--- start of Dataset excerpts ---

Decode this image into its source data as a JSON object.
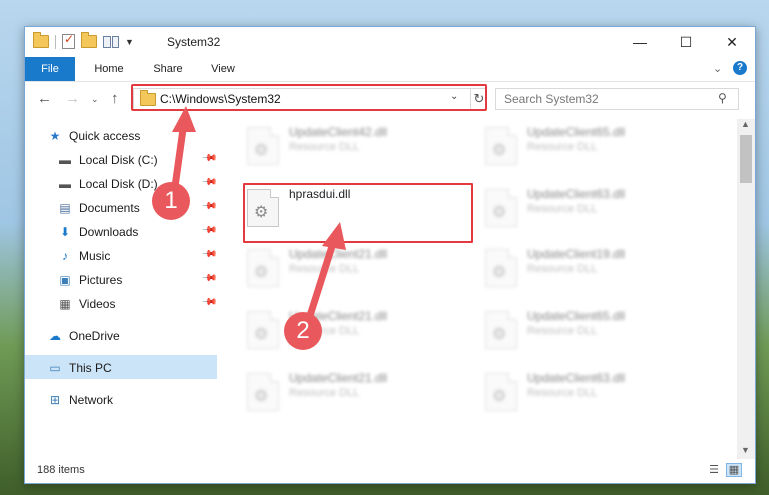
{
  "window": {
    "title": "System32",
    "controls": {
      "minimize": "—",
      "maximize": "☐",
      "close": "✕"
    }
  },
  "ribbon": {
    "tabs": [
      "File",
      "Home",
      "Share",
      "View"
    ],
    "help": "?"
  },
  "navigation": {
    "address": "C:\\Windows\\System32",
    "search_placeholder": "Search System32"
  },
  "sidebar": {
    "items": [
      {
        "label": "Quick access",
        "icon": "star-icon",
        "pinned": false
      },
      {
        "label": "Local Disk (C:)",
        "icon": "drive-icon",
        "pinned": true
      },
      {
        "label": "Local Disk (D:)",
        "icon": "drive-icon",
        "pinned": true
      },
      {
        "label": "Documents",
        "icon": "document-icon",
        "pinned": true
      },
      {
        "label": "Downloads",
        "icon": "download-icon",
        "pinned": true
      },
      {
        "label": "Music",
        "icon": "music-icon",
        "pinned": true
      },
      {
        "label": "Pictures",
        "icon": "pictures-icon",
        "pinned": true
      },
      {
        "label": "Videos",
        "icon": "video-icon",
        "pinned": true
      },
      {
        "label": "OneDrive",
        "icon": "cloud-icon",
        "pinned": false
      },
      {
        "label": "This PC",
        "icon": "computer-icon",
        "pinned": false,
        "selected": true
      },
      {
        "label": "Network",
        "icon": "network-icon",
        "pinned": false
      }
    ]
  },
  "files": {
    "highlighted": {
      "name": "hprasdui.dll"
    },
    "blurred": [
      {
        "name": "UpdateClient42.dll",
        "type": "Resource DLL"
      },
      {
        "name": "UpdateClient65.dll",
        "type": "Resource DLL"
      },
      {
        "name": "UpdateClient63.dll",
        "type": "Resource DLL"
      },
      {
        "name": "UpdateClient21.dll",
        "type": "Resource DLL"
      },
      {
        "name": "UpdateClient19.dll",
        "type": "Resource DLL"
      },
      {
        "name": "UpdateClient21.dll",
        "type": "Resource DLL"
      },
      {
        "name": "UpdateClient65.dll",
        "type": "Resource DLL"
      },
      {
        "name": "UpdateClient21.dll",
        "type": "Resource DLL"
      },
      {
        "name": "UpdateClient63.dll",
        "type": "Resource DLL"
      }
    ]
  },
  "status": {
    "count": "188 items"
  },
  "annotations": {
    "callout1": "1",
    "callout2": "2",
    "color": "#e23a3f"
  }
}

--- end of Dataset excerpts ---

- Given instruction
Quote all the records verbatim, dropping any pictures from your copy.

- Answer
Decode this image into its source data as a JSON object.
{
  "window": {
    "title": "System32",
    "controls": {
      "minimize": "—",
      "maximize": "☐",
      "close": "✕"
    }
  },
  "ribbon": {
    "tabs": [
      "File",
      "Home",
      "Share",
      "View"
    ],
    "help": "?"
  },
  "navigation": {
    "address": "C:\\Windows\\System32",
    "search_placeholder": "Search System32"
  },
  "sidebar": {
    "items": [
      {
        "label": "Quick access",
        "icon": "star-icon",
        "pinned": false
      },
      {
        "label": "Local Disk (C:)",
        "icon": "drive-icon",
        "pinned": true
      },
      {
        "label": "Local Disk (D:)",
        "icon": "drive-icon",
        "pinned": true
      },
      {
        "label": "Documents",
        "icon": "document-icon",
        "pinned": true
      },
      {
        "label": "Downloads",
        "icon": "download-icon",
        "pinned": true
      },
      {
        "label": "Music",
        "icon": "music-icon",
        "pinned": true
      },
      {
        "label": "Pictures",
        "icon": "pictures-icon",
        "pinned": true
      },
      {
        "label": "Videos",
        "icon": "video-icon",
        "pinned": true
      },
      {
        "label": "OneDrive",
        "icon": "cloud-icon",
        "pinned": false
      },
      {
        "label": "This PC",
        "icon": "computer-icon",
        "pinned": false,
        "selected": true
      },
      {
        "label": "Network",
        "icon": "network-icon",
        "pinned": false
      }
    ]
  },
  "files": {
    "highlighted": {
      "name": "hprasdui.dll"
    },
    "blurred": [
      {
        "name": "UpdateClient42.dll",
        "type": "Resource DLL"
      },
      {
        "name": "UpdateClient65.dll",
        "type": "Resource DLL"
      },
      {
        "name": "UpdateClient63.dll",
        "type": "Resource DLL"
      },
      {
        "name": "UpdateClient21.dll",
        "type": "Resource DLL"
      },
      {
        "name": "UpdateClient19.dll",
        "type": "Resource DLL"
      },
      {
        "name": "UpdateClient21.dll",
        "type": "Resource DLL"
      },
      {
        "name": "UpdateClient65.dll",
        "type": "Resource DLL"
      },
      {
        "name": "UpdateClient21.dll",
        "type": "Resource DLL"
      },
      {
        "name": "UpdateClient63.dll",
        "type": "Resource DLL"
      }
    ]
  },
  "status": {
    "count": "188 items"
  },
  "annotations": {
    "callout1": "1",
    "callout2": "2",
    "color": "#e23a3f"
  }
}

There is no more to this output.